GOAL |
Repeat the listing that follows, character for character, minus the pictures.

[Records about charts and figures]
— start —
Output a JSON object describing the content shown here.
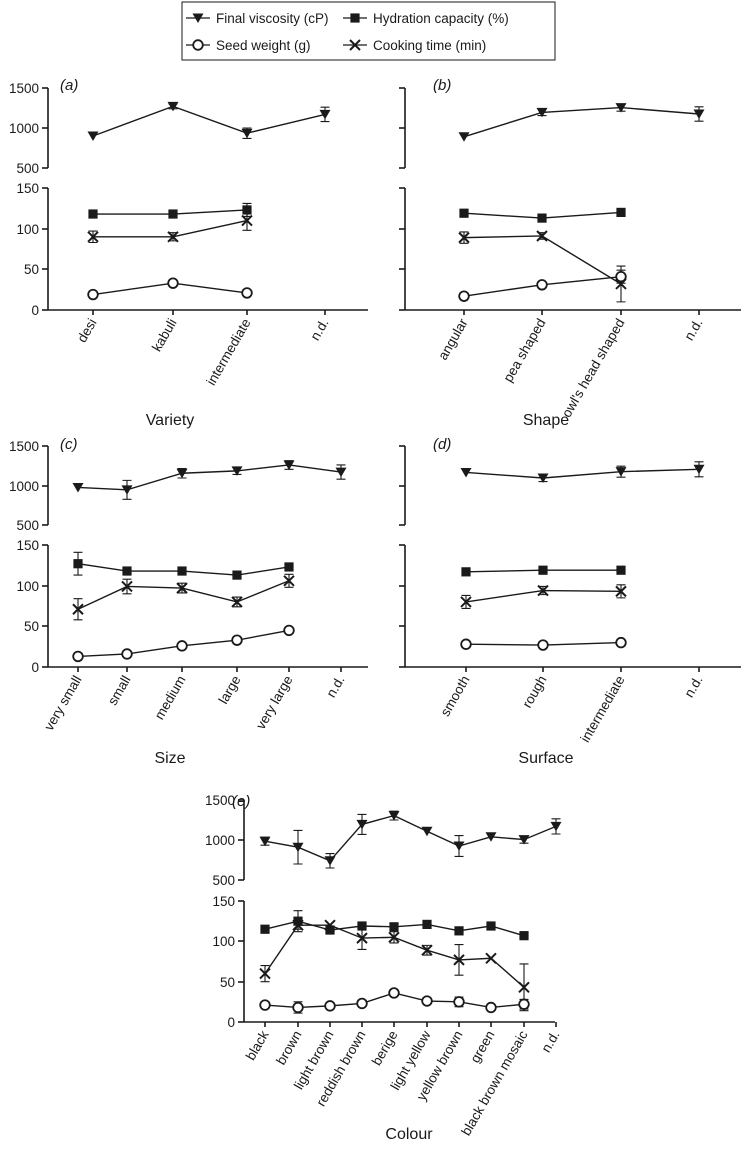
{
  "legend": [
    {
      "marker": "tri-down",
      "label": "Final viscosity (cP)"
    },
    {
      "marker": "square",
      "label": "Hydration capacity (%)"
    },
    {
      "marker": "circle",
      "label": "Seed weight (g)"
    },
    {
      "marker": "cross",
      "label": "Cooking time (min)"
    }
  ],
  "chart_data": [
    {
      "type": "line",
      "panel_label": "(a)",
      "xlabel": "Variety",
      "categories": [
        "desi",
        "kabuli",
        "intermediate",
        "n.d."
      ],
      "top_axis": {
        "ylim": [
          500,
          1500
        ],
        "ticks": [
          "500",
          "1000",
          "1500"
        ]
      },
      "bottom_axis": {
        "ylim": [
          0,
          150
        ],
        "ticks": [
          "0",
          "50",
          "100",
          "150"
        ]
      },
      "series": [
        {
          "name": "Final viscosity (cP)",
          "axis": "top",
          "values": [
            900,
            1270,
            935,
            1170
          ],
          "errors": [
            0,
            30,
            65,
            90
          ]
        },
        {
          "name": "Hydration capacity (%)",
          "axis": "bottom",
          "values": [
            118,
            118,
            123,
            null
          ],
          "errors": [
            0,
            0,
            8,
            0
          ]
        },
        {
          "name": "Cooking time (min)",
          "axis": "bottom",
          "values": [
            90,
            90,
            110,
            null
          ],
          "errors": [
            7,
            5,
            12,
            0
          ]
        },
        {
          "name": "Seed weight (g)",
          "axis": "bottom",
          "values": [
            19,
            33,
            21,
            null
          ],
          "errors": [
            0,
            0,
            0,
            0
          ]
        }
      ]
    },
    {
      "type": "line",
      "panel_label": "(b)",
      "xlabel": "Shape",
      "categories": [
        "angular",
        "pea shaped",
        "owl's head shaped",
        "n.d."
      ],
      "top_axis": {
        "ylim": [
          500,
          1500
        ],
        "ticks": [
          "",
          "",
          ""
        ]
      },
      "bottom_axis": {
        "ylim": [
          0,
          150
        ],
        "ticks": [
          "",
          "",
          "",
          ""
        ]
      },
      "series": [
        {
          "name": "Final viscosity (cP)",
          "axis": "top",
          "values": [
            890,
            1195,
            1255,
            1175
          ],
          "errors": [
            0,
            40,
            45,
            90
          ]
        },
        {
          "name": "Hydration capacity (%)",
          "axis": "bottom",
          "values": [
            119,
            113,
            120,
            null
          ],
          "errors": [
            0,
            0,
            0,
            0
          ]
        },
        {
          "name": "Cooking time (min)",
          "axis": "bottom",
          "values": [
            89,
            91,
            32,
            null
          ],
          "errors": [
            7,
            4,
            22,
            0
          ]
        },
        {
          "name": "Seed weight (g)",
          "axis": "bottom",
          "values": [
            17,
            31,
            41,
            null
          ],
          "errors": [
            0,
            0,
            8,
            0
          ]
        }
      ]
    },
    {
      "type": "line",
      "panel_label": "(c)",
      "xlabel": "Size",
      "categories": [
        "very small",
        "small",
        "medium",
        "large",
        "very large",
        "n.d."
      ],
      "top_axis": {
        "ylim": [
          500,
          1500
        ],
        "ticks": [
          "500",
          "1000",
          "1500"
        ]
      },
      "bottom_axis": {
        "ylim": [
          0,
          150
        ],
        "ticks": [
          "0",
          "50",
          "100",
          "150"
        ]
      },
      "series": [
        {
          "name": "Final viscosity (cP)",
          "axis": "top",
          "values": [
            975,
            945,
            1155,
            1185,
            1260,
            1170
          ],
          "errors": [
            0,
            120,
            60,
            45,
            55,
            90
          ]
        },
        {
          "name": "Hydration capacity (%)",
          "axis": "bottom",
          "values": [
            127,
            118,
            118,
            113,
            123,
            null
          ],
          "errors": [
            14,
            0,
            0,
            0,
            0,
            0
          ]
        },
        {
          "name": "Cooking time (min)",
          "axis": "bottom",
          "values": [
            71,
            99,
            97,
            80,
            106,
            null
          ],
          "errors": [
            13,
            9,
            6,
            6,
            8,
            0
          ]
        },
        {
          "name": "Seed weight (g)",
          "axis": "bottom",
          "values": [
            13,
            16,
            26,
            33,
            45,
            null
          ],
          "errors": [
            0,
            0,
            0,
            0,
            0,
            0
          ]
        }
      ]
    },
    {
      "type": "line",
      "panel_label": "(d)",
      "xlabel": "Surface",
      "categories": [
        "smooth",
        "rough",
        "intermediate",
        "n.d."
      ],
      "top_axis": {
        "ylim": [
          500,
          1500
        ],
        "ticks": [
          "",
          "",
          ""
        ]
      },
      "bottom_axis": {
        "ylim": [
          0,
          150
        ],
        "ticks": [
          "",
          "",
          "",
          ""
        ]
      },
      "series": [
        {
          "name": "Final viscosity (cP)",
          "axis": "top",
          "values": [
            1165,
            1095,
            1175,
            1205
          ],
          "errors": [
            0,
            45,
            70,
            95
          ]
        },
        {
          "name": "Hydration capacity (%)",
          "axis": "bottom",
          "values": [
            117,
            119,
            119,
            null
          ],
          "errors": [
            0,
            0,
            0,
            0
          ]
        },
        {
          "name": "Cooking time (min)",
          "axis": "bottom",
          "values": [
            80,
            94,
            93,
            null
          ],
          "errors": [
            8,
            5,
            8,
            0
          ]
        },
        {
          "name": "Seed weight (g)",
          "axis": "bottom",
          "values": [
            28,
            27,
            30,
            null
          ],
          "errors": [
            0,
            0,
            0,
            0
          ]
        }
      ]
    },
    {
      "type": "line",
      "panel_label": "(e)",
      "xlabel": "Colour",
      "categories": [
        "black",
        "brown",
        "light brown",
        "reddish brown",
        "berige",
        "light yellow",
        "yellow brown",
        "green",
        "black brown mosaic",
        "n.d."
      ],
      "top_axis": {
        "ylim": [
          500,
          1500
        ],
        "ticks": [
          "500",
          "1000",
          "1500"
        ]
      },
      "bottom_axis": {
        "ylim": [
          0,
          150
        ],
        "ticks": [
          "0",
          "50",
          "100",
          "150"
        ]
      },
      "series": [
        {
          "name": "Final viscosity (cP)",
          "axis": "top",
          "values": [
            985,
            910,
            740,
            1195,
            1305,
            1110,
            925,
            1040,
            1005,
            1170
          ],
          "errors": [
            50,
            210,
            90,
            125,
            55,
            0,
            130,
            0,
            45,
            95
          ]
        },
        {
          "name": "Hydration capacity (%)",
          "axis": "bottom",
          "values": [
            115,
            125,
            114,
            119,
            118,
            121,
            113,
            119,
            107,
            null
          ],
          "errors": [
            0,
            13,
            0,
            0,
            0,
            0,
            0,
            0,
            0,
            0
          ]
        },
        {
          "name": "Cooking time (min)",
          "axis": "bottom",
          "values": [
            60,
            120,
            120,
            104,
            105,
            89,
            77,
            79,
            43,
            null
          ],
          "errors": [
            10,
            5,
            0,
            14,
            7,
            6,
            19,
            0,
            29,
            0
          ]
        },
        {
          "name": "Seed weight (g)",
          "axis": "bottom",
          "values": [
            21,
            18,
            20,
            23,
            36,
            26,
            25,
            18,
            22,
            null
          ],
          "errors": [
            0,
            7,
            0,
            0,
            0,
            0,
            6,
            0,
            6,
            0
          ]
        }
      ]
    }
  ]
}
— end —
ANSWER BELOW |
Output a JSON object describing the content shown here.
{
  "legend": [
    {
      "marker": "tri-down",
      "label": "Final viscosity (cP)"
    },
    {
      "marker": "square",
      "label": "Hydration capacity (%)"
    },
    {
      "marker": "circle",
      "label": "Seed weight (g)"
    },
    {
      "marker": "cross",
      "label": "Cooking time (min)"
    }
  ],
  "chart_data": [
    {
      "type": "line",
      "panel_label": "(a)",
      "xlabel": "Variety",
      "categories": [
        "desi",
        "kabuli",
        "intermediate",
        "n.d."
      ],
      "top_axis": {
        "ylim": [
          500,
          1500
        ],
        "ticks": [
          "500",
          "1000",
          "1500"
        ]
      },
      "bottom_axis": {
        "ylim": [
          0,
          150
        ],
        "ticks": [
          "0",
          "50",
          "100",
          "150"
        ]
      },
      "series": [
        {
          "name": "Final viscosity (cP)",
          "axis": "top",
          "values": [
            900,
            1270,
            935,
            1170
          ],
          "errors": [
            0,
            30,
            65,
            90
          ]
        },
        {
          "name": "Hydration capacity (%)",
          "axis": "bottom",
          "values": [
            118,
            118,
            123,
            null
          ],
          "errors": [
            0,
            0,
            8,
            0
          ]
        },
        {
          "name": "Cooking time (min)",
          "axis": "bottom",
          "values": [
            90,
            90,
            110,
            null
          ],
          "errors": [
            7,
            5,
            12,
            0
          ]
        },
        {
          "name": "Seed weight (g)",
          "axis": "bottom",
          "values": [
            19,
            33,
            21,
            null
          ],
          "errors": [
            0,
            0,
            0,
            0
          ]
        }
      ]
    },
    {
      "type": "line",
      "panel_label": "(b)",
      "xlabel": "Shape",
      "categories": [
        "angular",
        "pea shaped",
        "owl's head shaped",
        "n.d."
      ],
      "top_axis": {
        "ylim": [
          500,
          1500
        ],
        "ticks": [
          "",
          "",
          ""
        ]
      },
      "bottom_axis": {
        "ylim": [
          0,
          150
        ],
        "ticks": [
          "",
          "",
          "",
          ""
        ]
      },
      "series": [
        {
          "name": "Final viscosity (cP)",
          "axis": "top",
          "values": [
            890,
            1195,
            1255,
            1175
          ],
          "errors": [
            0,
            40,
            45,
            90
          ]
        },
        {
          "name": "Hydration capacity (%)",
          "axis": "bottom",
          "values": [
            119,
            113,
            120,
            null
          ],
          "errors": [
            0,
            0,
            0,
            0
          ]
        },
        {
          "name": "Cooking time (min)",
          "axis": "bottom",
          "values": [
            89,
            91,
            32,
            null
          ],
          "errors": [
            7,
            4,
            22,
            0
          ]
        },
        {
          "name": "Seed weight (g)",
          "axis": "bottom",
          "values": [
            17,
            31,
            41,
            null
          ],
          "errors": [
            0,
            0,
            8,
            0
          ]
        }
      ]
    },
    {
      "type": "line",
      "panel_label": "(c)",
      "xlabel": "Size",
      "categories": [
        "very small",
        "small",
        "medium",
        "large",
        "very large",
        "n.d."
      ],
      "top_axis": {
        "ylim": [
          500,
          1500
        ],
        "ticks": [
          "500",
          "1000",
          "1500"
        ]
      },
      "bottom_axis": {
        "ylim": [
          0,
          150
        ],
        "ticks": [
          "0",
          "50",
          "100",
          "150"
        ]
      },
      "series": [
        {
          "name": "Final viscosity (cP)",
          "axis": "top",
          "values": [
            975,
            945,
            1155,
            1185,
            1260,
            1170
          ],
          "errors": [
            0,
            120,
            60,
            45,
            55,
            90
          ]
        },
        {
          "name": "Hydration capacity (%)",
          "axis": "bottom",
          "values": [
            127,
            118,
            118,
            113,
            123,
            null
          ],
          "errors": [
            14,
            0,
            0,
            0,
            0,
            0
          ]
        },
        {
          "name": "Cooking time (min)",
          "axis": "bottom",
          "values": [
            71,
            99,
            97,
            80,
            106,
            null
          ],
          "errors": [
            13,
            9,
            6,
            6,
            8,
            0
          ]
        },
        {
          "name": "Seed weight (g)",
          "axis": "bottom",
          "values": [
            13,
            16,
            26,
            33,
            45,
            null
          ],
          "errors": [
            0,
            0,
            0,
            0,
            0,
            0
          ]
        }
      ]
    },
    {
      "type": "line",
      "panel_label": "(d)",
      "xlabel": "Surface",
      "categories": [
        "smooth",
        "rough",
        "intermediate",
        "n.d."
      ],
      "top_axis": {
        "ylim": [
          500,
          1500
        ],
        "ticks": [
          "",
          "",
          ""
        ]
      },
      "bottom_axis": {
        "ylim": [
          0,
          150
        ],
        "ticks": [
          "",
          "",
          "",
          ""
        ]
      },
      "series": [
        {
          "name": "Final viscosity (cP)",
          "axis": "top",
          "values": [
            1165,
            1095,
            1175,
            1205
          ],
          "errors": [
            0,
            45,
            70,
            95
          ]
        },
        {
          "name": "Hydration capacity (%)",
          "axis": "bottom",
          "values": [
            117,
            119,
            119,
            null
          ],
          "errors": [
            0,
            0,
            0,
            0
          ]
        },
        {
          "name": "Cooking time (min)",
          "axis": "bottom",
          "values": [
            80,
            94,
            93,
            null
          ],
          "errors": [
            8,
            5,
            8,
            0
          ]
        },
        {
          "name": "Seed weight (g)",
          "axis": "bottom",
          "values": [
            28,
            27,
            30,
            null
          ],
          "errors": [
            0,
            0,
            0,
            0
          ]
        }
      ]
    },
    {
      "type": "line",
      "panel_label": "(e)",
      "xlabel": "Colour",
      "categories": [
        "black",
        "brown",
        "light brown",
        "reddish brown",
        "berige",
        "light yellow",
        "yellow brown",
        "green",
        "black brown mosaic",
        "n.d."
      ],
      "top_axis": {
        "ylim": [
          500,
          1500
        ],
        "ticks": [
          "500",
          "1000",
          "1500"
        ]
      },
      "bottom_axis": {
        "ylim": [
          0,
          150
        ],
        "ticks": [
          "0",
          "50",
          "100",
          "150"
        ]
      },
      "series": [
        {
          "name": "Final viscosity (cP)",
          "axis": "top",
          "values": [
            985,
            910,
            740,
            1195,
            1305,
            1110,
            925,
            1040,
            1005,
            1170
          ],
          "errors": [
            50,
            210,
            90,
            125,
            55,
            0,
            130,
            0,
            45,
            95
          ]
        },
        {
          "name": "Hydration capacity (%)",
          "axis": "bottom",
          "values": [
            115,
            125,
            114,
            119,
            118,
            121,
            113,
            119,
            107,
            null
          ],
          "errors": [
            0,
            13,
            0,
            0,
            0,
            0,
            0,
            0,
            0,
            0
          ]
        },
        {
          "name": "Cooking time (min)",
          "axis": "bottom",
          "values": [
            60,
            120,
            120,
            104,
            105,
            89,
            77,
            79,
            43,
            null
          ],
          "errors": [
            10,
            5,
            0,
            14,
            7,
            6,
            19,
            0,
            29,
            0
          ]
        },
        {
          "name": "Seed weight (g)",
          "axis": "bottom",
          "values": [
            21,
            18,
            20,
            23,
            36,
            26,
            25,
            18,
            22,
            null
          ],
          "errors": [
            0,
            7,
            0,
            0,
            0,
            0,
            6,
            0,
            6,
            0
          ]
        }
      ]
    }
  ]
}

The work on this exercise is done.